• _给定指令 A_: 将下面这篇 HDU 3006 题解从头到尾一字不差地重新输入一遍。

• _原文_:

.....

HDU 3006 The Number of set (狀態壓縮)

Mr_Treeeee發表於2020-04-06

The Number of set

Time Limit: 2000/1000 MS (Java/Others)    Memory Limit: 32768/32768 K (Java/Others)
Total Submission(s): 1472    Accepted Submission(s): 921


Problem Description
Given you n sets.All positive integers in sets are not less than 1 and not greater than m.If use these sets to combinate the new set,how many different new set you can get.The given sets can not be broken.
 

Input
There are several cases.For each case,the first line contains two positive integer n and m(1<=n<=100,1<=m<=14).Then the following n lines describe the n sets.These lines each contains k+1 positive integer,the first which is k,then k integers are given. The input is end by EOF.
 

Output
For each case,the output contain only one integer,the number of the different sets you get.
 

Sample Input
4 4
1 1
1 2
1 3
1 4
2 4
3 1 2 3
4 1 2 3 4





 



Sample Output




15
2





 



Source



2009 Multi-University Training Contest 11 -
 Host by HRBEU 



 





題意:


給你N個集合,求出N個集合相互組合後最多的集合數。





POINT:


狀態壓縮:


即把每個數字取與不取用1和0表示,這樣得到一排101010即二進位制數,之後用各種位運算來實現各種操作。


#include <iostream>
#include <string.h>
#include <stdio.h>
#include <queue>
#include <algorithm>
#include <map>
#include <math.h>
using namespace std;
#define ll long long
int a[(1<<15)+1];
int main()

.....

• _输入内容_:
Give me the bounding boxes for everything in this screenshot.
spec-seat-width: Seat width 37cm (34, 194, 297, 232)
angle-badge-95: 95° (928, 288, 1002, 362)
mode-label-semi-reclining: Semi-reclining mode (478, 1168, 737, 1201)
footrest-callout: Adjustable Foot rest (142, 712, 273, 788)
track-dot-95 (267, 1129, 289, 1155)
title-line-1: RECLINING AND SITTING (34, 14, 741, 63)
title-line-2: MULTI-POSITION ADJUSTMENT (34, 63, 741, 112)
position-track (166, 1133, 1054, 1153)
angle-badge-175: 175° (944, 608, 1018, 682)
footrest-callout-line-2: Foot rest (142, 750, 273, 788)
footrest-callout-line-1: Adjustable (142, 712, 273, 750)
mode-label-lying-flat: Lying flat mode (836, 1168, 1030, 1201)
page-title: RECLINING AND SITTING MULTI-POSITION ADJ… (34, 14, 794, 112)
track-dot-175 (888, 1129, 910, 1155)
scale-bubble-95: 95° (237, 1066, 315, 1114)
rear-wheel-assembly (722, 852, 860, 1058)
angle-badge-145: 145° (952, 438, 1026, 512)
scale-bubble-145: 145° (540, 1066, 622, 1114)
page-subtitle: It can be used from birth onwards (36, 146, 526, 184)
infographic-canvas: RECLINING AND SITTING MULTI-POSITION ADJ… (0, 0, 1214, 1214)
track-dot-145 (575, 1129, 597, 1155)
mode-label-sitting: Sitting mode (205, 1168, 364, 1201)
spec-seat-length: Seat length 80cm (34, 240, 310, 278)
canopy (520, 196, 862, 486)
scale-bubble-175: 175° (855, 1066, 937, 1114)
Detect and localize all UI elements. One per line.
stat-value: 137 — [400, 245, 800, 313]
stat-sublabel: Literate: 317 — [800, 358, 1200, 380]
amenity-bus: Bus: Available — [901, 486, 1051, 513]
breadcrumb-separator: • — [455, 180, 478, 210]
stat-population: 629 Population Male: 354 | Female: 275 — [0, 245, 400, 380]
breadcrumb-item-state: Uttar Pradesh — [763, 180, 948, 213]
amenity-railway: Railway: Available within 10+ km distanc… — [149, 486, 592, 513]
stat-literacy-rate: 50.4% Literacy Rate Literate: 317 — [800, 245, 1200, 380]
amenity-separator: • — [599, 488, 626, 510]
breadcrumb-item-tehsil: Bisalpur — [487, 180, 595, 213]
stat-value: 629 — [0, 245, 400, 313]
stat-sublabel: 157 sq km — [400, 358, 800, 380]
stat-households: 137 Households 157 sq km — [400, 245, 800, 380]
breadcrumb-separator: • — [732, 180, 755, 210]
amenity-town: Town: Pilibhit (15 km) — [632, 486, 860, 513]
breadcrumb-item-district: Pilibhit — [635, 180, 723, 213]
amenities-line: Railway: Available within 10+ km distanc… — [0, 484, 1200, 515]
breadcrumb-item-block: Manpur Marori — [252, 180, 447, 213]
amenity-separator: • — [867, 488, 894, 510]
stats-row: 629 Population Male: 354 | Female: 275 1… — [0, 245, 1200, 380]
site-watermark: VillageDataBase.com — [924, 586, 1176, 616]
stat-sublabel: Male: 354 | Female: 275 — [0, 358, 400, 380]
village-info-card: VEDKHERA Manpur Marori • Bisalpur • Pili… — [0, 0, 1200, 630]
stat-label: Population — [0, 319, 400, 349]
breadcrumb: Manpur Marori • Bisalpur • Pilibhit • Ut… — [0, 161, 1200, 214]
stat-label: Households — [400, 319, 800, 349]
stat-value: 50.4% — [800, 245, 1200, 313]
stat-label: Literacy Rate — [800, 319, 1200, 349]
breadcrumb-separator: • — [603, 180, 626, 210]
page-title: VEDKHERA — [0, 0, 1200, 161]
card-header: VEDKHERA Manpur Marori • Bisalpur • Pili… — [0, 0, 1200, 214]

.....

• _给定指令 B_: 把列表开头至含有 "mode-label-lying-flat: Lying flat" 的那一行(两端都算)放进一个 Markdown 表格,列名用"行号"和"内容",空行不要。

• _完整输出 A_:
HDU 3006 The Number of set (狀態壓縮)

Mr_Treeeee發表於2020-04-06

The Number of set

Time Limit: 2000/1000 MS (Java/Others)    Memory Limit: 32768/32768 K (Java/Others)
Total Submission(s): 1472    Accepted Submission(s): 921


Problem Description
Given you n sets.All positive integers in sets are not less than 1 and not greater than m.If use these sets to combinate the new set,how many different new set you can get.The given sets can not be broken.
 

Input
There are several cases.For each case,the first line contains two positive integer n and m(1<=n<=100,1<=m<=14).Then the following n lines describe the n sets.These lines each contains k+1 positive integer,the first which is k,then k integers are given. The input is end by EOF.
 

Output
For each case,the output contain only one integer,the number of the different sets you get.
 

Sample Input
4 4
1 1
1 2
1 3
1 4
2 4
3 1 2 3
4 1 2 3 4





 



Sample Output




15
2





 



Source



2009 Multi-University Training Contest 11 -
 Host by HRBEU 



 





題意:


給你N個集合,求出N個集合相互組合後最多的集合數。





POINT:


狀態壓縮:


即把每個數字取與不取用1和0表示,這樣得到一排101010即二進位制數,之後用各種位運算來實現各種操作。


#include <iostream>
#include <string.h>
#include <stdio.h>
#include <queue>
#include <algorithm>
#include <map>
#include <math.h>
using namespace std;
#define ll long long
int a[(1<<15)+1];
int main()

• _完整输出 B_:
| 行号 | 内容 |
|---|---|
| 1 | Give me the bounding boxes for everything in this screenshot. |
| 2 | spec-seat-width: Seat width 37cm (34, 194, 297, 232) |
| 3 | angle-badge-95: 95° (928, 288, 1002, 362) |
| 4 | mode-label-semi-reclining: Semi-reclining mode (478, 1168, 737, 1201) |
| 5 | footrest-callout: Adjustable Foot rest (142, 712, 273, 788) |
| 6 | track-dot-95 (267, 1129, 289, 1155) |
| 7 | title-line-1: RECLINING AND SITTING (34, 14, 741, 63) |
| 8 | title-line-2: MULTI-POSITION ADJUSTMENT (34, 63, 741, 112) |
| 9 | position-track (166, 1133, 1054, 1153) |
| 10 | angle-badge-175: 175° (944, 608, 1018, 682) |
| 11 | footrest-callout-line-2: Foot rest (142, 750, 273, 788) |
| 12 | footrest-callout-line-1: Adjustable (142, 712, 273, 750) |
| 13 | mode-label-lying-flat: Lying flat mode (836, 1168, 1030, 1201) |